[Your objective] Every entry below should be printed exactly, without its images.
>> Start Entries
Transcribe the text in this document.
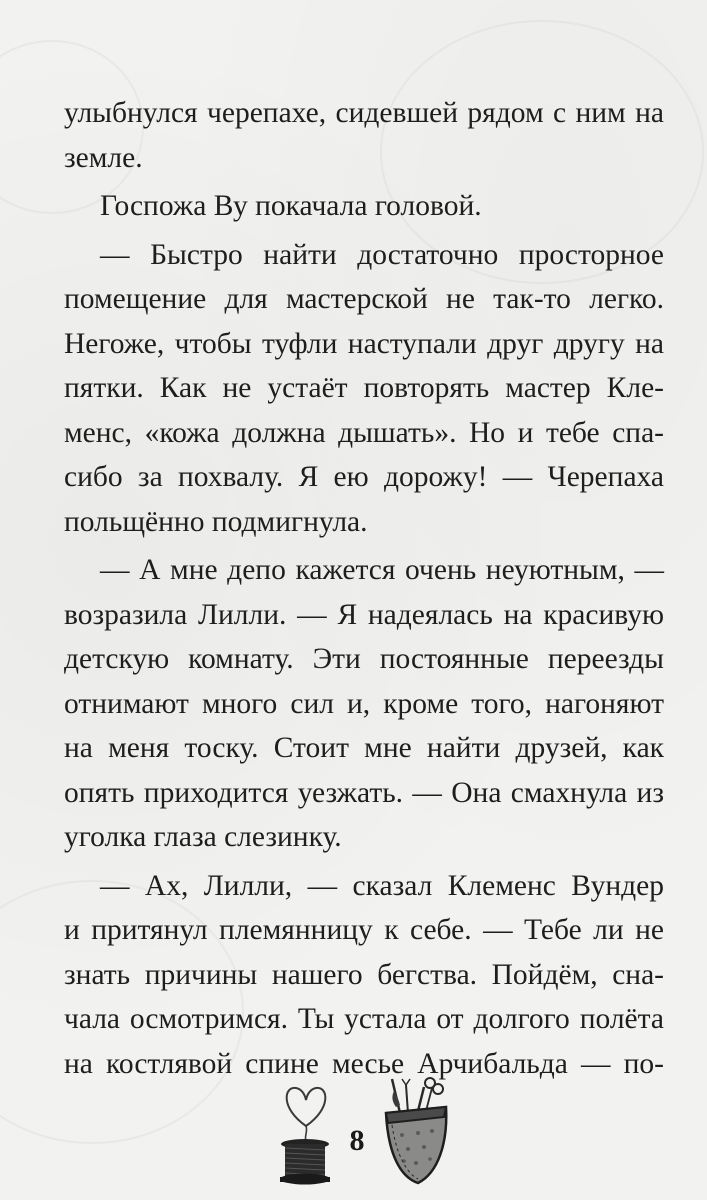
улыбнулся черепахе, сидевшей рядом с ним на
земле.
Госпожа Ву покачала головой.
— Быстро найти достаточно просторное
помещение для мастерской не так-то легко.
Негоже, чтобы туфли наступали друг другу на
пятки. Как не устаёт повторять мастер Кле-
менс, «кожа должна дышать». Но и тебе спа-
сибо за похвалу. Я ею дорожу! — Черепаха
польщённо подмигнула.
— А мне депо кажется очень неуютным, —
возразила Лилли. — Я надеялась на красивую
детскую комнату. Эти постоянные переезды
отнимают много сил и, кроме того, нагоняют
на меня тоску. Стоит мне найти друзей, как
опять приходится уезжать. — Она смахнула из
уголка глаза слезинку.
— Ах, Лилли, — сказал Клеменс Вундер
и притянул племянницу к себе. — Тебе ли не
знать причины нашего бегства. Пойдём, сна-
чала осмотримся. Ты устала от долгого полёта
на костлявой спине месье Арчибальда — по-
8
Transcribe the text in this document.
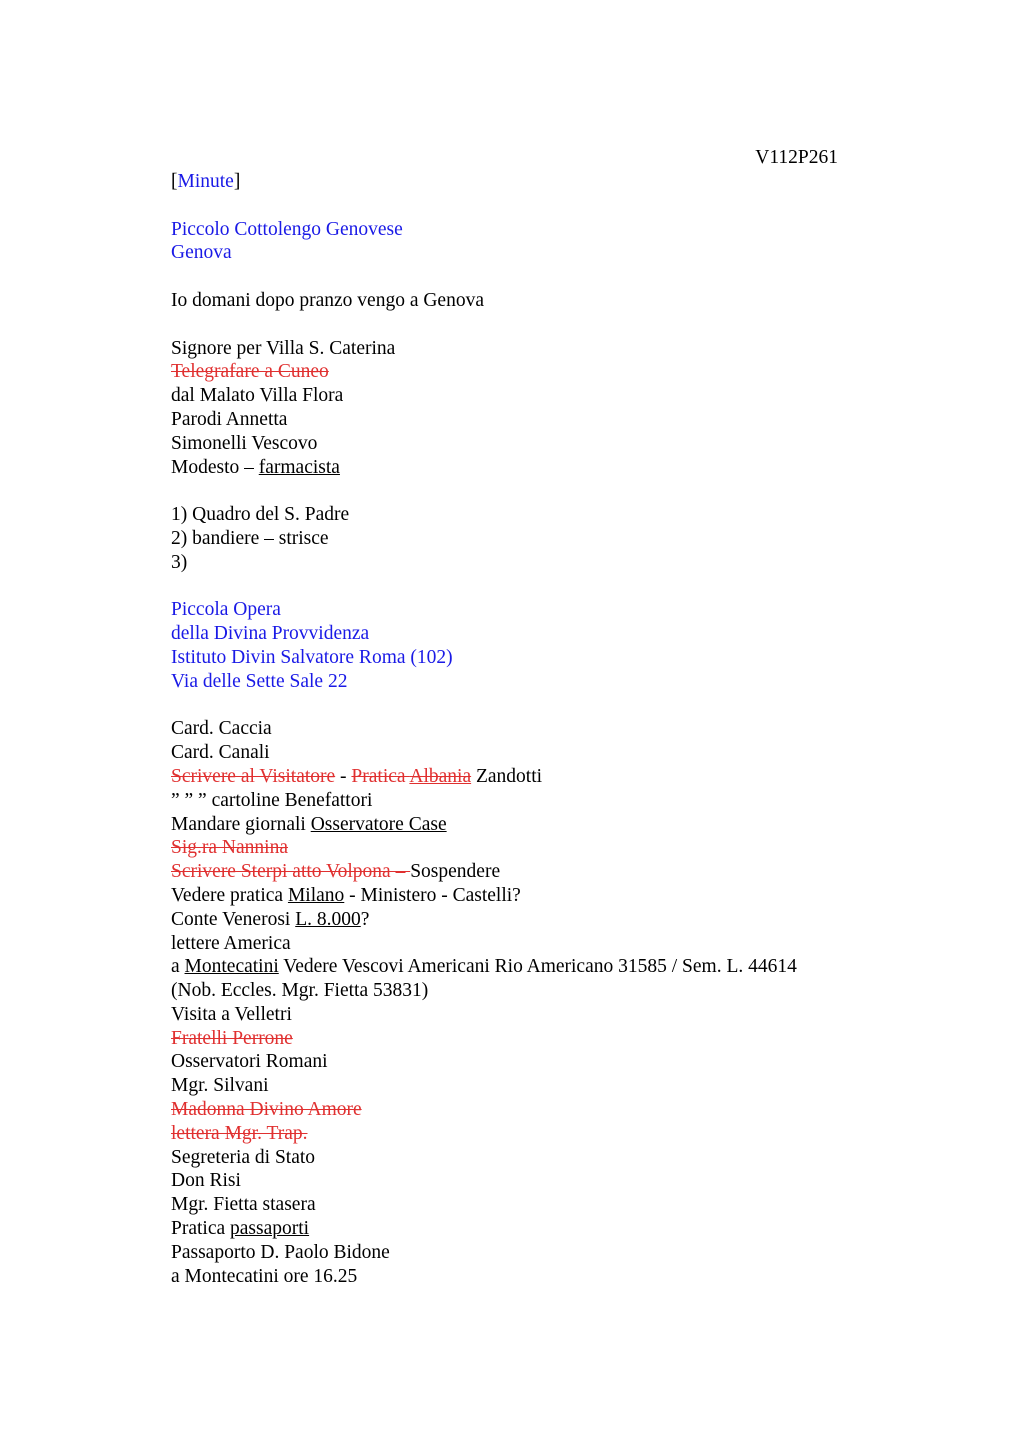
V112P261
[Minute]
Piccolo Cottolengo Genovese
Genova
Io domani dopo pranzo vengo a Genova
Signore per Villa S. Caterina
Telegrafare a Cuneo
dal Malato Villa Flora
Parodi Annetta
Simonelli Vescovo
Modesto – farmacista
1) Quadro del S. Padre
2) bandiere – strisce
3)
Piccola Opera
della Divina Provvidenza
Istituto Divin Salvatore Roma (102)
Via delle Sette Sale 22
Card. Caccia
Card. Canali
Scrivere al Visitatore - Pratica Albania Zandotti
” ” ” cartoline Benefattori
Mandare giornali Osservatore Case
Sig.ra Nannina
Scrivere Sterpi atto Volpona – Sospendere
Vedere pratica Milano - Ministero - Castelli?
Conte Venerosi L. 8.000?
lettere America
a Montecatini Vedere Vescovi Americani Rio Americano 31585 / Sem. L. 44614
(Nob. Eccles. Mgr. Fietta 53831)
Visita a Velletri
Fratelli Perrone
Osservatori Romani
Mgr. Silvani
Madonna Divino Amore
lettera Mgr. Trap.
Segreteria di Stato
Don Risi
Mgr. Fietta stasera
Pratica passaporti
Passaporto D. Paolo Bidone
a Montecatini ore 16.25
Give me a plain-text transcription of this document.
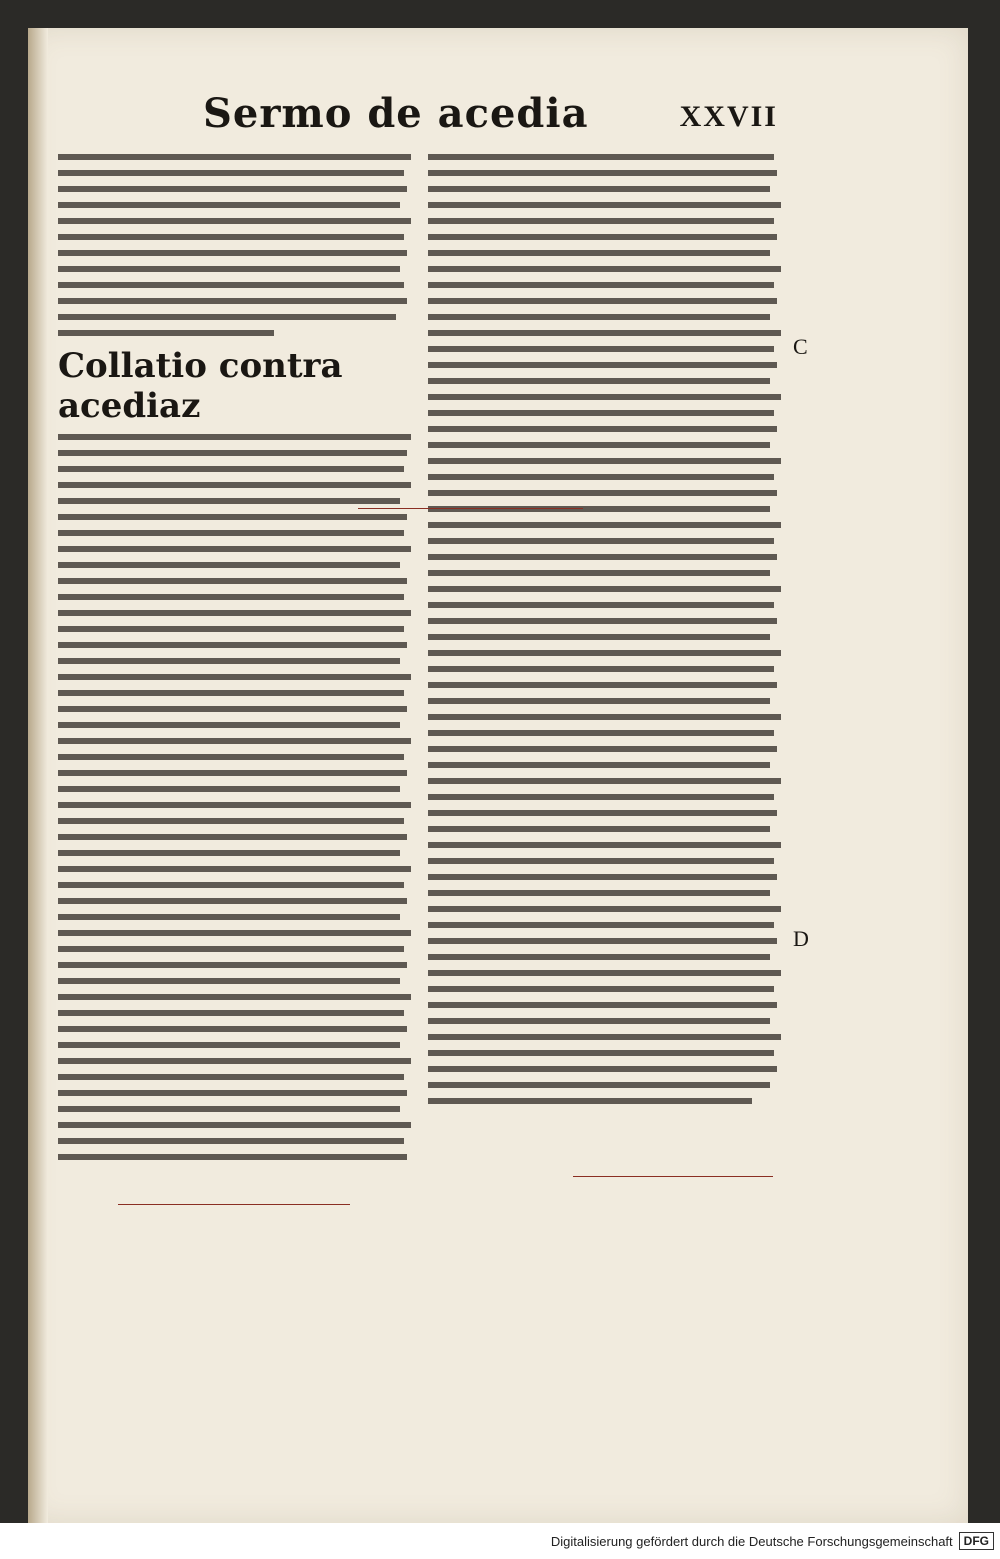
Sermo de acedia	XXVII
Collatio contra acediaz
C
D
Digitalisierung gefördert durch die Deutsche Forschungsgemeinschaft DFG
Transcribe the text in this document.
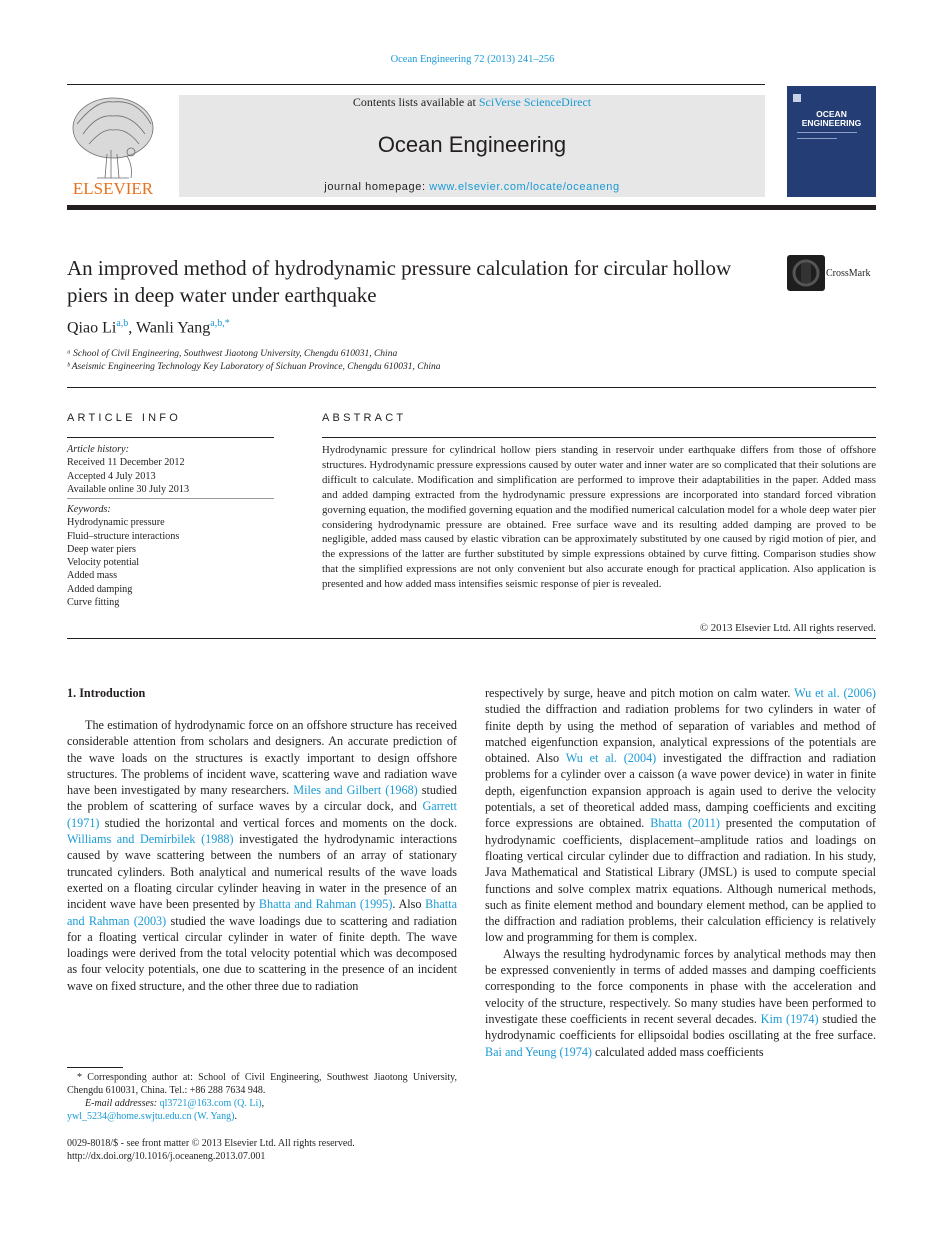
Ocean Engineering 72 (2013) 241–256
ELSEVIER
Contents lists available at SciVerse ScienceDirect
Ocean Engineering
journal homepage: www.elsevier.com/locate/oceaneng
OCEAN ENGINEERING
An improved method of hydrodynamic pressure calculation for circular hollow piers in deep water under earthquake
CrossMark
Qiao Li$^{a,b}$, Wanli Yang$^{a,b,*}$
ᵃ School of Civil Engineering, Southwest Jiaotong University, Chengdu 610031, China
ᵇ Aseismic Engineering Technology Key Laboratory of Sichuan Province, Chengdu 610031, China
ARTICLE INFO
Article history:
Received 11 December 2012
Accepted 4 July 2013
Available online 30 July 2013
Keywords:
Hydrodynamic pressure
Fluid–structure interactions
Deep water piers
Velocity potential
Added mass
Added damping
Curve fitting
ABSTRACT
Hydrodynamic pressure for cylindrical hollow piers standing in reservoir under earthquake differs from those of offshore structures. Hydrodynamic pressure expressions caused by outer water and inner water are so complicated that their solutions are difficult to calculate. Modification and simplification are performed to improve their adaptabilities in the paper. Added mass and added damping extracted from the hydrodynamic pressure expressions are incorporated into standard forced vibration governing equation, the modified governing equation and the modified numerical calculation model for a whole deep water pier considering hydrodynamic pressure are obtained. Free surface wave and its resulting added damping are proved to be negligible, added mass caused by elastic vibration can be approximately substituted by one caused by rigid motion of pier, and the expressions of the latter are further substituted by simple expressions obtained by curve fitting. Comparison studies show that the simplified expressions are not only convenient but also accurate enough for practical application. Also application is presented and how added mass intensifies seismic response of pier is revealed.
© 2013 Elsevier Ltd. All rights reserved.
1. Introduction

The estimation of hydrodynamic force on an offshore structure has received considerable attention from scholars and designers. An accurate prediction of the wave loads on the structures is exactly important to design offshore structures. The problems of incident wave, scattering wave and radiation wave have been investigated by many researchers. Miles and Gilbert (1968) studied the problem of scattering of surface waves by a circular dock, and Garrett (1971) studied the horizontal and vertical forces and moments on the dock. Williams and Demirbilek (1988) investigated the hydrodynamic interactions caused by wave scattering between the numbers of an array of stationary truncated cylinders. Both analytical and numerical results of the wave loads exerted on a floating circular cylinder heaving in water in the presence of an incident wave have been presented by Bhatta and Rahman (1995). Also Bhatta and Rahman (2003) studied the wave loadings due to scattering and radiation for a floating vertical circular cylinder in water of finite depth. The wave loadings were derived from the total velocity potential which was decomposed as four velocity potentials, one due to scattering in the presence of an incident wave on fixed structure, and the other three due to radiation

respectively by surge, heave and pitch motion on calm water. Wu et al. (2006) studied the diffraction and radiation problems for two cylinders in water of finite depth by using the method of separation of variables and method of matched eigenfunction expansion, analytical expressions of the potentials are obtained. Also Wu et al. (2004) investigated the diffraction and radiation problems for a cylinder over a caisson (a wave power device) in water in finite depth, eigenfunction expansion approach is again used to derive the velocity potentials, a set of theoretical added mass, damping coefficients and exciting force expressions are obtained. Bhatta (2011) presented the computation of hydrodynamic coefficients, displacement–amplitude ratios and loadings on floating vertical circular cylinder due to diffraction and radiation. In his study, Java Mathematical and Statistical Library (JMSL) is used to compute special functions and solve complex matrix equations. Although numerical methods, such as finite element method and boundary element method, can be applied to the diffraction and radiation problems, their calculation efficiency is relatively low and programming for them is complex.

Always the resulting hydrodynamic forces by analytical methods may then be expressed conveniently in terms of added masses and damping coefficients corresponding to the force components in phase with the acceleration and velocity of the structure, respectively. So many studies have been performed to investigate these coefficients in recent several decades. Kim (1974) studied the hydrodynamic coefficients for ellipsoidal bodies oscillating at the free surface. Bai and Yeung (1974) calculated added mass coefficients

* Corresponding author at: School of Civil Engineering, Southwest Jiaotong University, Chengdu 610031, China. Tel.: +86 288 7634 948.
E-mail addresses: ql3721@163.com (Q. Li),
ywl_5234@home.swjtu.edu.cn (W. Yang).
0029-8018/$ - see front matter © 2013 Elsevier Ltd. All rights reserved.
http://dx.doi.org/10.1016/j.oceaneng.2013.07.001
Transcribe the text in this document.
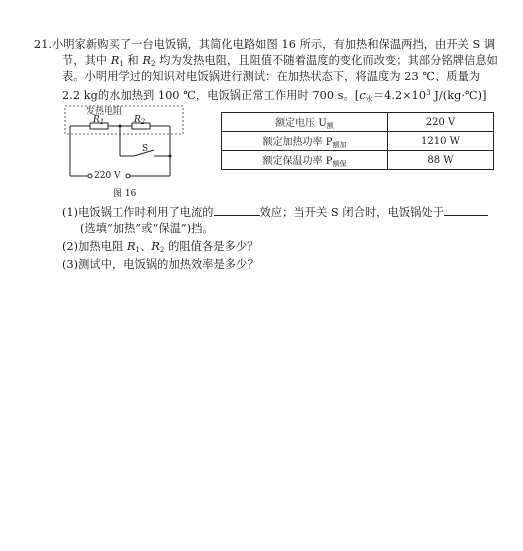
21.小明家新购买了一台电饭锅，其简化电路如图 16 所示，有加热和保温两挡，由开关 S 调
节，其中 $R_1$ 和 $R_2$ 均为发热电阻，且阻值不随着温度的变化而改变；其部分铭牌信息如
表。小明用学过的知识对电饭锅进行测试：在加热状态下，将温度为 23 ℃、质量为
2.2 kg的水加热到 100 ℃，电饭锅正常工作用时 700 s。[$c_水=4.2\times 10^3$ J/(kg·℃)]
发热电阻
$R_1$	$R_2$
S
220 V
图 16
额定电压 $U_额$	220 V
额定加热功率 $P_{额加}$	1210 W
额定保温功率 $P_{额保}$	88 W
(1)电饭锅工作时利用了电流的	效应；当开关 S 闭合时，电饭锅处于
(选填“加热”或“保温”)挡。
(2)加热电阻 $R_1$、$R_2$ 的阻值各是多少？
(3)测试中，电饭锅的加热效率是多少？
>> End Entries
[Answer to this exercise]
Transcribe the text in this document.
улыбнулся черепахе, сидевшей рядом с ним на
земле.
Госпожа Ву покачала головой.
— Быстро найти достаточно просторное
помещение для мастерской не так-то легко.
Негоже, чтобы туфли наступали друг другу на
пятки. Как не устаёт повторять мастер Кле-
менс, «кожа должна дышать». Но и тебе спа-
сибо за похвалу. Я ею дорожу! — Черепаха
польщённо подмигнула.
— А мне депо кажется очень неуютным, —
возразила Лилли. — Я надеялась на красивую
детскую комнату. Эти постоянные переезды
отнимают много сил и, кроме того, нагоняют
на меня тоску. Стоит мне найти друзей, как
опять приходится уезжать. — Она смахнула из
уголка глаза слезинку.
— Ах, Лилли, — сказал Клеменс Вундер
и притянул племянницу к себе. — Тебе ли не
знать причины нашего бегства. Пойдём, сна-
чала осмотримся. Ты устала от долгого полёта
на костлявой спине месье Арчибальда — по-
8
Transcribe the text in this document.
V112P261
[Minute]
Piccolo Cottolengo Genovese
Genova
Io domani dopo pranzo vengo a Genova
Signore per Villa S. Caterina
Telegrafare a Cuneo
dal Malato Villa Flora
Parodi Annetta
Simonelli Vescovo
Modesto – farmacista
1) Quadro del S. Padre
2) bandiere – strisce
3)
Piccola Opera
della Divina Provvidenza
Istituto Divin Salvatore Roma (102)
Via delle Sette Sale 22
Card. Caccia
Card. Canali
Scrivere al Visitatore - Pratica Albania Zandotti
” ” ” cartoline Benefattori
Mandare giornali Osservatore Case
Sig.ra Nannina
Scrivere Sterpi atto Volpona – Sospendere
Vedere pratica Milano - Ministero - Castelli?
Conte Venerosi L. 8.000?
lettere America
a Montecatini Vedere Vescovi Americani Rio Americano 31585 / Sem. L. 44614
(Nob. Eccles. Mgr. Fietta 53831)
Visita a Velletri
Fratelli Perrone
Osservatori Romani
Mgr. Silvani
Madonna Divino Amore
lettera Mgr. Trap.
Segreteria di Stato
Don Risi
Mgr. Fietta stasera
Pratica passaporti
Passaporto D. Paolo Bidone
a Montecatini ore 16.25
Give me a plain-text transcription of this document.
Sermo de acedia	XXVII
Collatio contra acediaz
C
D
Digitalisierung gefördert durch die Deutsche Forschungsgemeinschaft DFG
Transcribe the text in this document.
Ocean Engineering 72 (2013) 241–256
ELSEVIER
Contents lists available at SciVerse ScienceDirect
Ocean Engineering
journal homepage: www.elsevier.com/locate/oceaneng
OCEAN ENGINEERING
An improved method of hydrodynamic pressure calculation for circular hollow piers in deep water under earthquake
CrossMark
Qiao Li$^{a,b}$, Wanli Yang$^{a,b,*}$
ᵃ School of Civil Engineering, Southwest Jiaotong University, Chengdu 610031, China
ᵇ Aseismic Engineering Technology Key Laboratory of Sichuan Province, Chengdu 610031, China
ARTICLE INFO
Article history:
Received 11 December 2012
Accepted 4 July 2013
Available online 30 July 2013
Keywords:
Hydrodynamic pressure
Fluid–structure interactions
Deep water piers
Velocity potential
Added mass
Added damping
Curve fitting
ABSTRACT
Hydrodynamic pressure for cylindrical hollow piers standing in reservoir under earthquake differs from those of offshore structures. Hydrodynamic pressure expressions caused by outer water and inner water are so complicated that their solutions are difficult to calculate. Modification and simplification are performed to improve their adaptabilities in the paper. Added mass and added damping extracted from the hydrodynamic pressure expressions are incorporated into standard forced vibration governing equation, the modified governing equation and the modified numerical calculation model for a whole deep water pier considering hydrodynamic pressure are obtained. Free surface wave and its resulting added damping are proved to be negligible, added mass caused by elastic vibration can be approximately substituted by one caused by rigid motion of pier, and the expressions of the latter are further substituted by simple expressions obtained by curve fitting. Comparison studies show that the simplified expressions are not only convenient but also accurate enough for practical application. Also application is presented and how added mass intensifies seismic response of pier is revealed.
© 2013 Elsevier Ltd. All rights reserved.
1. Introduction

The estimation of hydrodynamic force on an offshore structure has received considerable attention from scholars and designers. An accurate prediction of the wave loads on the structures is exactly important to design offshore structures. The problems of incident wave, scattering wave and radiation wave have been investigated by many researchers. Miles and Gilbert (1968) studied the problem of scattering of surface waves by a circular dock, and Garrett (1971) studied the horizontal and vertical forces and moments on the dock. Williams and Demirbilek (1988) investigated the hydrodynamic interactions caused by wave scattering between the numbers of an array of stationary truncated cylinders. Both analytical and numerical results of the wave loads exerted on a floating circular cylinder heaving in water in the presence of an incident wave have been presented by Bhatta and Rahman (1995). Also Bhatta and Rahman (2003) studied the wave loadings due to scattering and radiation for a floating vertical circular cylinder in water of finite depth. The wave loadings were derived from the total velocity potential which was decomposed as four velocity potentials, one due to scattering in the presence of an incident wave on fixed structure, and the other three due to radiation

respectively by surge, heave and pitch motion on calm water. Wu et al. (2006) studied the diffraction and radiation problems for two cylinders in water of finite depth by using the method of separation of variables and method of matched eigenfunction expansion, analytical expressions of the potentials are obtained. Also Wu et al. (2004) investigated the diffraction and radiation problems for a cylinder over a caisson (a wave power device) in water in finite depth, eigenfunction expansion approach is again used to derive the velocity potentials, a set of theoretical added mass, damping coefficients and exciting force expressions are obtained. Bhatta (2011) presented the computation of hydrodynamic coefficients, displacement–amplitude ratios and loadings on floating vertical circular cylinder due to diffraction and radiation. In his study, Java Mathematical and Statistical Library (JMSL) is used to compute special functions and solve complex matrix equations. Although numerical methods, such as finite element method and boundary element method, can be applied to the diffraction and radiation problems, their calculation efficiency is relatively low and programming for them is complex.

Always the resulting hydrodynamic forces by analytical methods may then be expressed conveniently in terms of added masses and damping coefficients corresponding to the force components in phase with the acceleration and velocity of the structure, respectively. So many studies have been performed to investigate these coefficients in recent several decades. Kim (1974) studied the hydrodynamic coefficients for ellipsoidal bodies oscillating at the free surface. Bai and Yeung (1974) calculated added mass coefficients

* Corresponding author at: School of Civil Engineering, Southwest Jiaotong University, Chengdu 610031, China. Tel.: +86 288 7634 948.
E-mail addresses: ql3721@163.com (Q. Li),
ywl_5234@home.swjtu.edu.cn (W. Yang).
0029-8018/$ - see front matter © 2013 Elsevier Ltd. All rights reserved.
http://dx.doi.org/10.1016/j.oceaneng.2013.07.001
Transcribe the text in this document.
21.小明家新购买了一台电饭锅，其简化电路如图 16 所示，有加热和保温两挡，由开关 S 调
节，其中 $R_1$ 和 $R_2$ 均为发热电阻，且阻值不随着温度的变化而改变；其部分铭牌信息如
表。小明用学过的知识对电饭锅进行测试：在加热状态下，将温度为 23 ℃、质量为
2.2 kg的水加热到 100 ℃，电饭锅正常工作用时 700 s。[$c_水=4.2\times 10^3$ J/(kg·℃)]
发热电阻
$R_1$	$R_2$
S
220 V
图 16
额定电压 $U_额$	220 V
额定加热功率 $P_{额加}$	1210 W
额定保温功率 $P_{额保}$	88 W
(1)电饭锅工作时利用了电流的	效应；当开关 S 闭合时，电饭锅处于
(选填“加热”或“保温”)挡。
(2)加热电阻 $R_1$、$R_2$ 的阻值各是多少？
(3)测试中，电饭锅的加热效率是多少？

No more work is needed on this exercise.